■ Goal
Transcribe every line exactly and omit anything that is a picture.

Collected data entries:
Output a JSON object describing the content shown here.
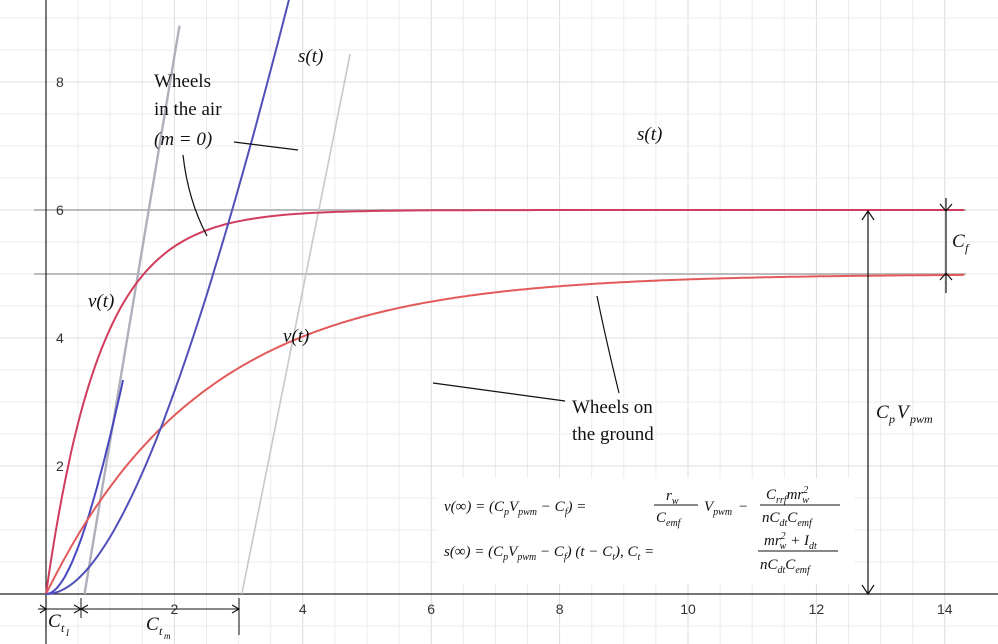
{
  "chart_data": {
    "type": "line",
    "title": "",
    "xlabel": "",
    "ylabel": "",
    "xlim": [
      -0.2,
      14.4
    ],
    "ylim": [
      -0.4,
      9.0
    ],
    "xticks": [
      2,
      4,
      6,
      8,
      10,
      12,
      14
    ],
    "yticks": [
      2,
      4,
      6,
      8
    ],
    "grid": true,
    "params": {
      "v_air": 6,
      "tau_air": 0.85,
      "v_ground": 5,
      "tau_ground": 2.45
    },
    "series": [
      {
        "name": "v(t)",
        "group": "air",
        "color": "#d23c5c",
        "width": 2.0
      },
      {
        "name": "s(t)",
        "group": "air",
        "color": "#b0b0bc",
        "width": 2.4
      },
      {
        "name": "v(t)",
        "group": "ground",
        "color": "#e25a5a",
        "width": 2.0
      },
      {
        "name": "s(t)",
        "group": "ground",
        "color": "#5050b8",
        "width": 2.0
      }
    ],
    "guides": [
      {
        "y": 6,
        "color": "#bbbbbb"
      },
      {
        "y": 5,
        "color": "#bbbbbb"
      }
    ],
    "asymptote_air": {
      "slope": 6,
      "x_intercept": 0.6,
      "color": "#b0b0bc"
    },
    "asymptote_ground": {
      "slope": 5,
      "x_intercept": 3.05,
      "color": "#c8c8cc"
    },
    "labels": {
      "v_air": "v(t)",
      "s_air": "s(t)",
      "v_ground": "v(t)",
      "s_ground": "s(t)",
      "air_note": [
        "Wheels",
        "in the air",
        "(m = 0)"
      ],
      "ground_note": [
        "Wheels on",
        "the ground"
      ],
      "cf": "C",
      "cf_sub": "f",
      "cpv": "C",
      "cpv_sub1": "p",
      "cpv_mid": "V",
      "cpv_sub2": "pwm",
      "cti": "C",
      "cti_sub": "t",
      "cti_subsub": "I",
      "ctm": "C",
      "ctm_sub": "t",
      "ctm_subsub": "m"
    },
    "formulas": {
      "line1_lhs": "v(∞) = (C",
      "line1_rest": "V",
      "line1_tail": " − C",
      "line1_eq": ") =",
      "frac1_num": "r",
      "frac1_den": "C",
      "line1_mid": "V",
      "line1_minus": "−",
      "frac2_num": "C",
      "frac2_den": "nC",
      "line2_lhs": "s(∞) = (C",
      "line2_tail": " (t − C",
      "line2_ct": "),   C",
      "line2_eq": " =",
      "frac3_num": "mr",
      "frac3_den": "nC"
    }
  }
}
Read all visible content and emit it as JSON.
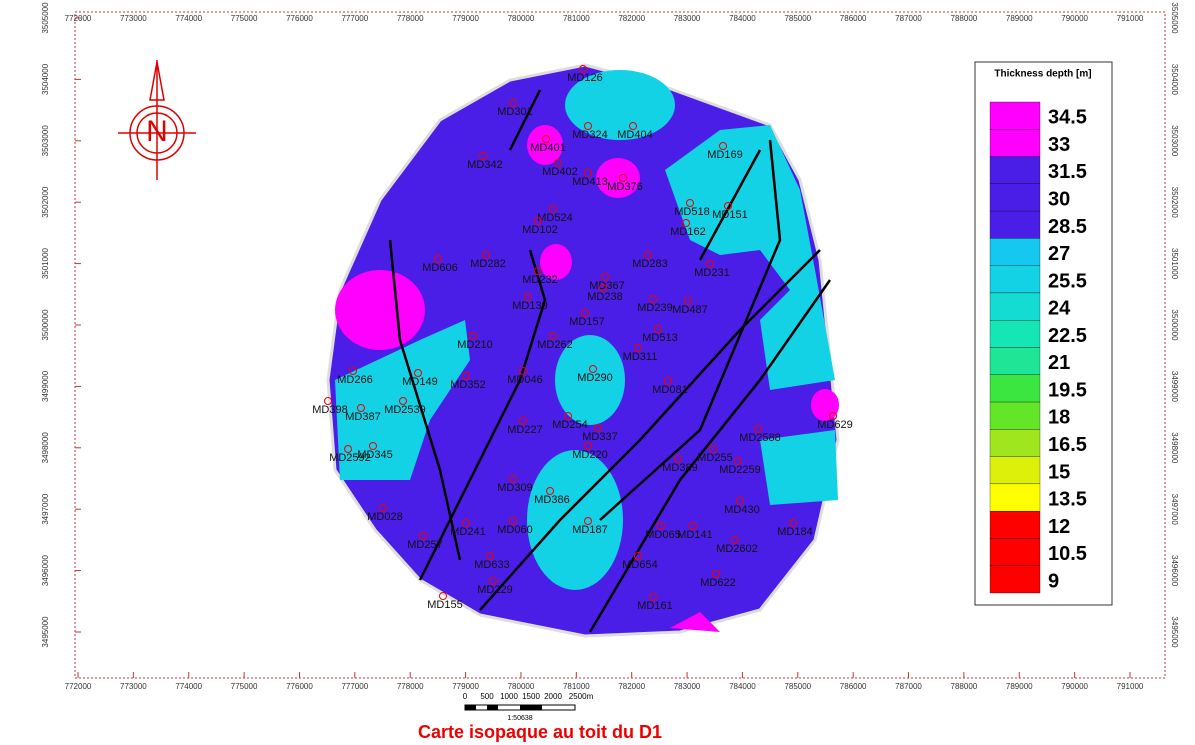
{
  "map": {
    "title": "Carte isopaque au toit du D1",
    "xticks": [
      772000,
      773000,
      774000,
      775000,
      776000,
      777000,
      778000,
      779000,
      780000,
      781000,
      782000,
      783000,
      784000,
      785000,
      786000,
      787000,
      788000,
      789000,
      790000,
      791000
    ],
    "yticks": [
      3505000,
      3504000,
      3503000,
      3502000,
      3501000,
      3500000,
      3499000,
      3498000,
      3497000,
      3496000,
      3495000
    ],
    "legend": {
      "title": "Thickness depth [m]",
      "levels": [
        {
          "value": 34.5,
          "color": "#ff00ff"
        },
        {
          "value": 33,
          "color": "#ff00ff"
        },
        {
          "value": 31.5,
          "color": "#4a1ee6"
        },
        {
          "value": 30,
          "color": "#4a1ee6"
        },
        {
          "value": 28.5,
          "color": "#4a1ee6"
        },
        {
          "value": 27,
          "color": "#14c8f0"
        },
        {
          "value": 25.5,
          "color": "#14d2e6"
        },
        {
          "value": 24,
          "color": "#14dcd2"
        },
        {
          "value": 22.5,
          "color": "#14e6b4"
        },
        {
          "value": 21,
          "color": "#1ee696"
        },
        {
          "value": 19.5,
          "color": "#3ce640"
        },
        {
          "value": 18,
          "color": "#64e628"
        },
        {
          "value": 16.5,
          "color": "#a0e61e"
        },
        {
          "value": 15,
          "color": "#dcf00a"
        },
        {
          "value": 13.5,
          "color": "#ffff00"
        },
        {
          "value": 12,
          "color": "#ff0000"
        },
        {
          "value": 10.5,
          "color": "#ff0000"
        },
        {
          "value": 9,
          "color": "#ff0000"
        }
      ]
    },
    "scale_bar": {
      "labels": [
        "0",
        "500",
        "1000",
        "1500",
        "2000",
        "2500m"
      ],
      "ratio": "1:50638"
    },
    "wells": [
      "MD126",
      "MD301",
      "MD324",
      "MD404",
      "MD169",
      "MD401",
      "MD342",
      "MD402",
      "MD413",
      "MD376",
      "MD518",
      "MD151",
      "MD524",
      "MD162",
      "MD102",
      "MD283",
      "MD231",
      "MD606",
      "MD282",
      "MD367",
      "MD232",
      "MD139",
      "MD238",
      "MD239",
      "MD487",
      "MD157",
      "MD513",
      "MD262",
      "MD210",
      "MD311",
      "MD149",
      "MD352",
      "MD046",
      "MD290",
      "MD081",
      "MD266",
      "MD398",
      "MD387",
      "MD2539",
      "MD629",
      "MD227",
      "MD254",
      "MD337",
      "MD2588",
      "MD345",
      "MD2592",
      "MD220",
      "MD389",
      "MD255",
      "MD2259",
      "MD386",
      "MD309",
      "MD028",
      "MD430",
      "MD241",
      "MD060",
      "MD187",
      "MD065",
      "MD141",
      "MD184",
      "MD257",
      "MD2602",
      "MD633",
      "MD654",
      "MD229",
      "MD622",
      "MD155",
      "MD161"
    ]
  }
}
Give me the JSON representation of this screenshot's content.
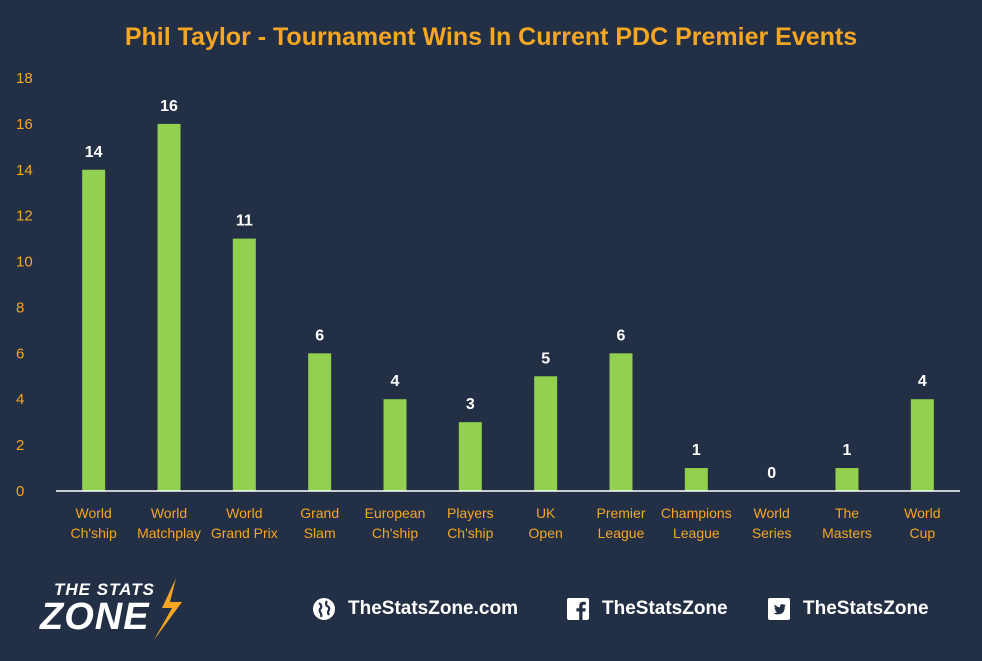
{
  "chart_data": {
    "type": "bar",
    "title": "Phil Taylor - Tournament Wins In Current PDC Premier Events",
    "categories": [
      [
        "World",
        "Ch'ship"
      ],
      [
        "World",
        "Matchplay"
      ],
      [
        "World",
        "Grand Prix"
      ],
      [
        "Grand",
        "Slam"
      ],
      [
        "European",
        "Ch'ship"
      ],
      [
        "Players",
        "Ch'ship"
      ],
      [
        "UK",
        "Open"
      ],
      [
        "Premier",
        "League"
      ],
      [
        "Champions",
        "League"
      ],
      [
        "World",
        "Series"
      ],
      [
        "The",
        "Masters"
      ],
      [
        "World",
        "Cup"
      ]
    ],
    "values": [
      14,
      16,
      11,
      6,
      4,
      3,
      5,
      6,
      1,
      0,
      1,
      4
    ],
    "ylim": [
      0,
      18
    ],
    "yticks": [
      0,
      2,
      4,
      6,
      8,
      10,
      12,
      14,
      16,
      18
    ],
    "xlabel": "",
    "ylabel": "",
    "grid": false,
    "data_labels": true,
    "colors": {
      "bar": "#92d050",
      "title": "#f5a623",
      "ytick": "#f5a623",
      "xtick": "#f5a623",
      "data_label": "#ffffff",
      "axis": "#ffffff",
      "background": "#232f44"
    }
  },
  "footer": {
    "logo_top": "THE STATS",
    "logo_bottom": "ZONE",
    "website": "TheStatsZone.com",
    "facebook": "TheStatsZone",
    "twitter": "TheStatsZone",
    "icons": {
      "website": "globe-icon",
      "facebook": "facebook-icon",
      "twitter": "twitter-icon"
    }
  }
}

■ Answer to this problem
Output a JSON object describing the content shown here.
{
  "chart_data": {
    "type": "line",
    "title": "",
    "xlabel": "",
    "ylabel": "",
    "xlim": [
      -0.2,
      14.4
    ],
    "ylim": [
      -0.4,
      9.0
    ],
    "xticks": [
      2,
      4,
      6,
      8,
      10,
      12,
      14
    ],
    "yticks": [
      2,
      4,
      6,
      8
    ],
    "grid": true,
    "params": {
      "v_air": 6,
      "tau_air": 0.85,
      "v_ground": 5,
      "tau_ground": 2.45
    },
    "series": [
      {
        "name": "v(t)",
        "group": "air",
        "color": "#d23c5c",
        "width": 2.0
      },
      {
        "name": "s(t)",
        "group": "air",
        "color": "#b0b0bc",
        "width": 2.4
      },
      {
        "name": "v(t)",
        "group": "ground",
        "color": "#e25a5a",
        "width": 2.0
      },
      {
        "name": "s(t)",
        "group": "ground",
        "color": "#5050b8",
        "width": 2.0
      }
    ],
    "guides": [
      {
        "y": 6,
        "color": "#bbbbbb"
      },
      {
        "y": 5,
        "color": "#bbbbbb"
      }
    ],
    "asymptote_air": {
      "slope": 6,
      "x_intercept": 0.6,
      "color": "#b0b0bc"
    },
    "asymptote_ground": {
      "slope": 5,
      "x_intercept": 3.05,
      "color": "#c8c8cc"
    },
    "labels": {
      "v_air": "v(t)",
      "s_air": "s(t)",
      "v_ground": "v(t)",
      "s_ground": "s(t)",
      "air_note": [
        "Wheels",
        "in the air",
        "(m = 0)"
      ],
      "ground_note": [
        "Wheels on",
        "the ground"
      ],
      "cf": "C",
      "cf_sub": "f",
      "cpv": "C",
      "cpv_sub1": "p",
      "cpv_mid": "V",
      "cpv_sub2": "pwm",
      "cti": "C",
      "cti_sub": "t",
      "cti_subsub": "I",
      "ctm": "C",
      "ctm_sub": "t",
      "ctm_subsub": "m"
    },
    "formulas": {
      "line1_lhs": "v(∞) = (C",
      "line1_rest": "V",
      "line1_tail": " − C",
      "line1_eq": ") =",
      "frac1_num": "r",
      "frac1_den": "C",
      "line1_mid": "V",
      "line1_minus": "−",
      "frac2_num": "C",
      "frac2_den": "nC",
      "line2_lhs": "s(∞) = (C",
      "line2_tail": " (t − C",
      "line2_ct": "),   C",
      "line2_eq": " =",
      "frac3_num": "mr",
      "frac3_den": "nC"
    }
  }
}
Read all visible content and emit it as JSON.
{
  "map": {
    "title": "Carte isopaque au toit du D1",
    "xticks": [
      772000,
      773000,
      774000,
      775000,
      776000,
      777000,
      778000,
      779000,
      780000,
      781000,
      782000,
      783000,
      784000,
      785000,
      786000,
      787000,
      788000,
      789000,
      790000,
      791000
    ],
    "yticks": [
      3505000,
      3504000,
      3503000,
      3502000,
      3501000,
      3500000,
      3499000,
      3498000,
      3497000,
      3496000,
      3495000
    ],
    "legend": {
      "title": "Thickness depth [m]",
      "levels": [
        {
          "value": 34.5,
          "color": "#ff00ff"
        },
        {
          "value": 33,
          "color": "#ff00ff"
        },
        {
          "value": 31.5,
          "color": "#4a1ee6"
        },
        {
          "value": 30,
          "color": "#4a1ee6"
        },
        {
          "value": 28.5,
          "color": "#4a1ee6"
        },
        {
          "value": 27,
          "color": "#14c8f0"
        },
        {
          "value": 25.5,
          "color": "#14d2e6"
        },
        {
          "value": 24,
          "color": "#14dcd2"
        },
        {
          "value": 22.5,
          "color": "#14e6b4"
        },
        {
          "value": 21,
          "color": "#1ee696"
        },
        {
          "value": 19.5,
          "color": "#3ce640"
        },
        {
          "value": 18,
          "color": "#64e628"
        },
        {
          "value": 16.5,
          "color": "#a0e61e"
        },
        {
          "value": 15,
          "color": "#dcf00a"
        },
        {
          "value": 13.5,
          "color": "#ffff00"
        },
        {
          "value": 12,
          "color": "#ff0000"
        },
        {
          "value": 10.5,
          "color": "#ff0000"
        },
        {
          "value": 9,
          "color": "#ff0000"
        }
      ]
    },
    "scale_bar": {
      "labels": [
        "0",
        "500",
        "1000",
        "1500",
        "2000",
        "2500m"
      ],
      "ratio": "1:50638"
    },
    "wells": [
      "MD126",
      "MD301",
      "MD324",
      "MD404",
      "MD169",
      "MD401",
      "MD342",
      "MD402",
      "MD413",
      "MD376",
      "MD518",
      "MD151",
      "MD524",
      "MD162",
      "MD102",
      "MD283",
      "MD231",
      "MD606",
      "MD282",
      "MD367",
      "MD232",
      "MD139",
      "MD238",
      "MD239",
      "MD487",
      "MD157",
      "MD513",
      "MD262",
      "MD210",
      "MD311",
      "MD149",
      "MD352",
      "MD046",
      "MD290",
      "MD081",
      "MD266",
      "MD398",
      "MD387",
      "MD2539",
      "MD629",
      "MD227",
      "MD254",
      "MD337",
      "MD2588",
      "MD345",
      "MD2592",
      "MD220",
      "MD389",
      "MD255",
      "MD2259",
      "MD386",
      "MD309",
      "MD028",
      "MD430",
      "MD241",
      "MD060",
      "MD187",
      "MD065",
      "MD141",
      "MD184",
      "MD257",
      "MD2602",
      "MD633",
      "MD654",
      "MD229",
      "MD622",
      "MD155",
      "MD161"
    ]
  }
}
Give me the JSON representation of this screenshot's content.
{
  "chart_data": {
    "type": "bar",
    "title": "Phil Taylor - Tournament Wins In Current PDC Premier Events",
    "categories": [
      [
        "World",
        "Ch'ship"
      ],
      [
        "World",
        "Matchplay"
      ],
      [
        "World",
        "Grand Prix"
      ],
      [
        "Grand",
        "Slam"
      ],
      [
        "European",
        "Ch'ship"
      ],
      [
        "Players",
        "Ch'ship"
      ],
      [
        "UK",
        "Open"
      ],
      [
        "Premier",
        "League"
      ],
      [
        "Champions",
        "League"
      ],
      [
        "World",
        "Series"
      ],
      [
        "The",
        "Masters"
      ],
      [
        "World",
        "Cup"
      ]
    ],
    "values": [
      14,
      16,
      11,
      6,
      4,
      3,
      5,
      6,
      1,
      0,
      1,
      4
    ],
    "ylim": [
      0,
      18
    ],
    "yticks": [
      0,
      2,
      4,
      6,
      8,
      10,
      12,
      14,
      16,
      18
    ],
    "xlabel": "",
    "ylabel": "",
    "grid": false,
    "data_labels": true,
    "colors": {
      "bar": "#92d050",
      "title": "#f5a623",
      "ytick": "#f5a623",
      "xtick": "#f5a623",
      "data_label": "#ffffff",
      "axis": "#ffffff",
      "background": "#232f44"
    }
  },
  "footer": {
    "logo_top": "THE STATS",
    "logo_bottom": "ZONE",
    "website": "TheStatsZone.com",
    "facebook": "TheStatsZone",
    "twitter": "TheStatsZone",
    "icons": {
      "website": "globe-icon",
      "facebook": "facebook-icon",
      "twitter": "twitter-icon"
    }
  }
}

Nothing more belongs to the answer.